EXERCISE :: Identify all lines of the data containing the string "تزيد" and copy them.

------------------------------

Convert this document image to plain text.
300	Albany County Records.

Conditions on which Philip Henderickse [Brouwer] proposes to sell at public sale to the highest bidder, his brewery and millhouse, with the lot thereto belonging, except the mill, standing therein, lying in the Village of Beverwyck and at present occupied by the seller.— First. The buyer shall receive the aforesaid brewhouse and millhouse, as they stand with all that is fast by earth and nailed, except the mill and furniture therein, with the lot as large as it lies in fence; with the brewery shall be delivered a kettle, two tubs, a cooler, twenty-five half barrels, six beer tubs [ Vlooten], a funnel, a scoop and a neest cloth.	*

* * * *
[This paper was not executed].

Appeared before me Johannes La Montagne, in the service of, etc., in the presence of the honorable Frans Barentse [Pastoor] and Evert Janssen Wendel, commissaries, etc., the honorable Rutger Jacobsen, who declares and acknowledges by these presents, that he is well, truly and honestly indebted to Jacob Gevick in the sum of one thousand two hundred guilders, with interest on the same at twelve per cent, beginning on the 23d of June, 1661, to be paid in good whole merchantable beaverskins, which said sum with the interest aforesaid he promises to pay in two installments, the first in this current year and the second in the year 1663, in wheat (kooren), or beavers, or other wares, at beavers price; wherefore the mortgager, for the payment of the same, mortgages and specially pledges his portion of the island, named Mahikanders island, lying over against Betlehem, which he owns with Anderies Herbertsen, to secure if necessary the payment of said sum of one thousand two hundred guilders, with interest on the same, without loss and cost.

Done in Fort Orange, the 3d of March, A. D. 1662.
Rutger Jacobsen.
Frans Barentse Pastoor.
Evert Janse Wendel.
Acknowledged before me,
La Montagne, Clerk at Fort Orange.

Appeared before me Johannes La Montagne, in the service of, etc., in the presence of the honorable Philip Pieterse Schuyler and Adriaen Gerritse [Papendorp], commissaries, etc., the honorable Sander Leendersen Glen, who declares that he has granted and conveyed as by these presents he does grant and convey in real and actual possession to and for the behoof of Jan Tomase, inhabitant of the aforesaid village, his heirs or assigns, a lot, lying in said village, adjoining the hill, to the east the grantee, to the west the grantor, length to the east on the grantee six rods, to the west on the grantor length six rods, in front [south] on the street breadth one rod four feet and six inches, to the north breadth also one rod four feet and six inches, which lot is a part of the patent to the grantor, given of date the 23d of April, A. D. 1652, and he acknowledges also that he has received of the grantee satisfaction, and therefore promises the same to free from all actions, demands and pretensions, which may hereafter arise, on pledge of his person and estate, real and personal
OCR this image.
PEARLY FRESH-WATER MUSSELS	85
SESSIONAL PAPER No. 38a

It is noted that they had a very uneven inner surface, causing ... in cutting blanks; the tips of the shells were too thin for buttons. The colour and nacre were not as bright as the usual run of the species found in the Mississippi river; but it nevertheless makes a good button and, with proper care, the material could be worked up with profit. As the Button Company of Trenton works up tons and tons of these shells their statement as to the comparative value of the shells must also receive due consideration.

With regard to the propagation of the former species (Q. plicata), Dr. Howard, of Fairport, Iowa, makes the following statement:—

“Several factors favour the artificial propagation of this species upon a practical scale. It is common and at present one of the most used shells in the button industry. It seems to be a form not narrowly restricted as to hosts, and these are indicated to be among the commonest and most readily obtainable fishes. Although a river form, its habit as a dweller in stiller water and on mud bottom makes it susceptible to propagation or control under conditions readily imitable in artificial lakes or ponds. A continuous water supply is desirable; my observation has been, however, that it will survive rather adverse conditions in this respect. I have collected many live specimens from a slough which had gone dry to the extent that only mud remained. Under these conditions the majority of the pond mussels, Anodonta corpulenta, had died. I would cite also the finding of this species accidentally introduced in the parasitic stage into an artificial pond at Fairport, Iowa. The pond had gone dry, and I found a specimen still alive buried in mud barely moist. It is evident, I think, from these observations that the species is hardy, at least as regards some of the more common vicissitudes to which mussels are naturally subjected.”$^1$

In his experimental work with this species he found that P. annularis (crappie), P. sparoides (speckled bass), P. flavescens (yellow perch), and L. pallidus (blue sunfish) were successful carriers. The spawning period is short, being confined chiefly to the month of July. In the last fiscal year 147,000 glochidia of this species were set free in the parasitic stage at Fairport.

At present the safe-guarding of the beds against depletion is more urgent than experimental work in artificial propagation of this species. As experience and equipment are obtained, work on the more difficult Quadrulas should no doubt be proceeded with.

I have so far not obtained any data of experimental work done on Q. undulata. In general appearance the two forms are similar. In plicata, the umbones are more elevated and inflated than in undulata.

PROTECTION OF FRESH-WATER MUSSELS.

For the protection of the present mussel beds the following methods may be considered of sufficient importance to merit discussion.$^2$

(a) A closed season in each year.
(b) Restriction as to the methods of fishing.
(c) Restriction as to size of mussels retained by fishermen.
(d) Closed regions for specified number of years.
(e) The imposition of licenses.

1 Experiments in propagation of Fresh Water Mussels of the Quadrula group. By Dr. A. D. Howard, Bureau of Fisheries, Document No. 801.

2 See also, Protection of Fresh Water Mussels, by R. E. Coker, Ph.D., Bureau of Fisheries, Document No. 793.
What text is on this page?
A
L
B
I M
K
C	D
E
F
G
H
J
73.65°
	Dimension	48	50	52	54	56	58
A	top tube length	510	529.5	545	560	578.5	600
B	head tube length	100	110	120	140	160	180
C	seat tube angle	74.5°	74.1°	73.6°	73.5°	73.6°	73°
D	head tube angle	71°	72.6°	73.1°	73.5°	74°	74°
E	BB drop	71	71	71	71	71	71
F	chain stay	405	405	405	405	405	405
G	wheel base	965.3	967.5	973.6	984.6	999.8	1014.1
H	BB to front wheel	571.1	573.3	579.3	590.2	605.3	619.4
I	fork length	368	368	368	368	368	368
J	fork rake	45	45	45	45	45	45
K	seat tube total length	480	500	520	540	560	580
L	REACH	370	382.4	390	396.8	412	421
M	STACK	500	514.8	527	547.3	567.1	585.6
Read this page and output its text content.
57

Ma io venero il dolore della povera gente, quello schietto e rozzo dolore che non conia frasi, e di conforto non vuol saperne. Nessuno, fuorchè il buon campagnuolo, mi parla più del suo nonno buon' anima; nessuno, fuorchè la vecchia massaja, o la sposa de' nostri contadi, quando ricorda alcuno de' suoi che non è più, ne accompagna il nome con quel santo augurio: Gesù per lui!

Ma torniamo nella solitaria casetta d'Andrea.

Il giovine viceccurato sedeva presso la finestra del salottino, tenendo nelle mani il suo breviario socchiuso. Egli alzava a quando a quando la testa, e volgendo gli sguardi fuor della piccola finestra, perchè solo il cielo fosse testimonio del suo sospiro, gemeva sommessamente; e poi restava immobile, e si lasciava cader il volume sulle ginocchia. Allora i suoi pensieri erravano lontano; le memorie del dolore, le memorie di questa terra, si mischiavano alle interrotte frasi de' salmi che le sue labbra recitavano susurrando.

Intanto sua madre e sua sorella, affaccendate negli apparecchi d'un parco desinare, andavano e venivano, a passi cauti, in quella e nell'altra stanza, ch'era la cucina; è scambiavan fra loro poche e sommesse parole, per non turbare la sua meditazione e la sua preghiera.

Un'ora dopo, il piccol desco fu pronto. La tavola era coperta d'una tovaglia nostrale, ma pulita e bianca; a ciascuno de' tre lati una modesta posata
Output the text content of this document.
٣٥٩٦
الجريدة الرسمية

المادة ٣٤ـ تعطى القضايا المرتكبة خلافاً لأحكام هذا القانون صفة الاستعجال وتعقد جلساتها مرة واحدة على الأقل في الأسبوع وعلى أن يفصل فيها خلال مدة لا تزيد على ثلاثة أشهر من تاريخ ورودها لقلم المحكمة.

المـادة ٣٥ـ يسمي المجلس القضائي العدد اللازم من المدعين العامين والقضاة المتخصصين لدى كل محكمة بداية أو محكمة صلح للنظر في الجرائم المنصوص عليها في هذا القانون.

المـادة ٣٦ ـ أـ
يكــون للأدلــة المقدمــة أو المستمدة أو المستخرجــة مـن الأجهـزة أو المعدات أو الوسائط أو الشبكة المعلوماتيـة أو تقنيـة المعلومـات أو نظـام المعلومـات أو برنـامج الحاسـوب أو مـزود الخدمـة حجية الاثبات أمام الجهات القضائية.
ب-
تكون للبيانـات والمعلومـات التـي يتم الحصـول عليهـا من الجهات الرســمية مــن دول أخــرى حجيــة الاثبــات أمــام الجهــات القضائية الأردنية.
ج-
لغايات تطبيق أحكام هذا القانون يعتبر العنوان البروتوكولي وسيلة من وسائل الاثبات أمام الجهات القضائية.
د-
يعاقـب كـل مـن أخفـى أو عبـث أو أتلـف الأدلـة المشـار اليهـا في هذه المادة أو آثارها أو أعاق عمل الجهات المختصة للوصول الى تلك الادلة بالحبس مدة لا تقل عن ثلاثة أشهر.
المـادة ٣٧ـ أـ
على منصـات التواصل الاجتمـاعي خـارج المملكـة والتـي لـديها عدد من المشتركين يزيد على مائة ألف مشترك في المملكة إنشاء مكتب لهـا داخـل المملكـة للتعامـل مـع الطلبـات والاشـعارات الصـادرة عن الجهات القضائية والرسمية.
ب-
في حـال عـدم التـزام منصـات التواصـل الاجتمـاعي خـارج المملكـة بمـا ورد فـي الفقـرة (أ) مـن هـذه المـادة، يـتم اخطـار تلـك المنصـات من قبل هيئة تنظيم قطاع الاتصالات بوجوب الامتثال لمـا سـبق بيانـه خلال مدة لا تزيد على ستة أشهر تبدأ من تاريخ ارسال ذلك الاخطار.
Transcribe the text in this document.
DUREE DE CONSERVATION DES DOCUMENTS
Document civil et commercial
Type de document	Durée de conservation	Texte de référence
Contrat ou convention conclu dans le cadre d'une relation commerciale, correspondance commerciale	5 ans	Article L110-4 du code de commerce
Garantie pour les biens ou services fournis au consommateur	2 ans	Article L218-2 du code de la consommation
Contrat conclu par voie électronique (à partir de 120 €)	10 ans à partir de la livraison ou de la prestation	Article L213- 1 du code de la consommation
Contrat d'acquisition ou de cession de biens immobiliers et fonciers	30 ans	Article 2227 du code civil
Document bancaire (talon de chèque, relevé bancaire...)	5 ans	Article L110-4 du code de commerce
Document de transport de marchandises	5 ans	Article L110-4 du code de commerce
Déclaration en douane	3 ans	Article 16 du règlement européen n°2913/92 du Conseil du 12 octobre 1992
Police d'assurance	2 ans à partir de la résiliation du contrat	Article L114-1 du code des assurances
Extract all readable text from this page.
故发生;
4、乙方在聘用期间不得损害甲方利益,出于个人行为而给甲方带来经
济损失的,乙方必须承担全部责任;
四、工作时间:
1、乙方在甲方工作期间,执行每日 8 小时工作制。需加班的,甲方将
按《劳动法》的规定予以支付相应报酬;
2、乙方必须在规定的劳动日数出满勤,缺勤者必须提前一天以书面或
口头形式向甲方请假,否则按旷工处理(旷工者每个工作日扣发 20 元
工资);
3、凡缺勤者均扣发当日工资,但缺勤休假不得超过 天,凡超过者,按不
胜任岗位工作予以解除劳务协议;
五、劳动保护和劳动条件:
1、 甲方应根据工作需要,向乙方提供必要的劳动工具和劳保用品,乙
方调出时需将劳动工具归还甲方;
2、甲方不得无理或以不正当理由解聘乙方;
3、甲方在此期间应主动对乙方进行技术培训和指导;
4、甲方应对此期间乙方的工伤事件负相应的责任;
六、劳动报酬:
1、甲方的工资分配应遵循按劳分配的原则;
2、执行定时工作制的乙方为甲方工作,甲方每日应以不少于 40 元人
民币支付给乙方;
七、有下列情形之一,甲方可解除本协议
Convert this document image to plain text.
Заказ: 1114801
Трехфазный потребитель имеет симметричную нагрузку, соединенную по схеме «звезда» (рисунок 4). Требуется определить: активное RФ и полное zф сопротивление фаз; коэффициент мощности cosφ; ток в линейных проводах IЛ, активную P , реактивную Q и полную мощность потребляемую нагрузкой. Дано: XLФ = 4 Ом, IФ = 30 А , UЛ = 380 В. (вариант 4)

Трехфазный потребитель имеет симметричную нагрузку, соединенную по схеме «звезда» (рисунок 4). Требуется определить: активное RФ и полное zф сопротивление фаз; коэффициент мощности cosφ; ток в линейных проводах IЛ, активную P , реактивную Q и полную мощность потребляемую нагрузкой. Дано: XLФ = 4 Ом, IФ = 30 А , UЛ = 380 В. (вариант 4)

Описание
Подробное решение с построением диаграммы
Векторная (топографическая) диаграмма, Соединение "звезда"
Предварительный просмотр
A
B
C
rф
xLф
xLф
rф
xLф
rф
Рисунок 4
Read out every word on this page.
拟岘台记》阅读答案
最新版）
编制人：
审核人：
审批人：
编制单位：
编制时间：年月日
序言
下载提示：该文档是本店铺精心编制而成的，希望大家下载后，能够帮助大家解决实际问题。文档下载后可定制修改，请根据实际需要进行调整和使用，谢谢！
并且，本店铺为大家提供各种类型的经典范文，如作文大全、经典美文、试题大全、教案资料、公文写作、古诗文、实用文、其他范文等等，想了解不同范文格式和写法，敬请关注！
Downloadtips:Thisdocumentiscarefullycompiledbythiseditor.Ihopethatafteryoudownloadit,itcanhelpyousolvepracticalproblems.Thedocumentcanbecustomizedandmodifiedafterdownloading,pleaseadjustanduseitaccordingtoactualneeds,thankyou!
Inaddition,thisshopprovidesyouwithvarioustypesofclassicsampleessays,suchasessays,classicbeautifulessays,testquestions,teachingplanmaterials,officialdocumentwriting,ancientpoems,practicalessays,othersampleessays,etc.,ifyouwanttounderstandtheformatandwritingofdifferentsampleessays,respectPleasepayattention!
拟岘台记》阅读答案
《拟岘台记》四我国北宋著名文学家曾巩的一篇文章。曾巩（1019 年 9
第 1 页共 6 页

------------------------------

EXERCISE OUTPUT ::
المادة ٣٤ـ تعطى القضايا المرتكبة خلافاً لأحكام هذا القانون صفة الاستعجال وتعقد جلساتها مرة واحدة على الأقل في الأسبوع وعلى أن يفصل فيها خلال مدة لا تزيد على ثلاثة أشهر من تاريخ ورودها لقلم المحكمة.
في حـال عـدم التـزام منصـات التواصـل الاجتمـاعي خـارج المملكـة بمـا ورد فـي الفقـرة (أ) مـن هـذه المـادة، يـتم اخطـار تلـك المنصـات من قبل هيئة تنظيم قطاع الاتصالات بوجوب الامتثال لمـا سـبق بيانـه خلال مدة لا تزيد على ستة أشهر تبدأ من تاريخ ارسال ذلك الاخطار.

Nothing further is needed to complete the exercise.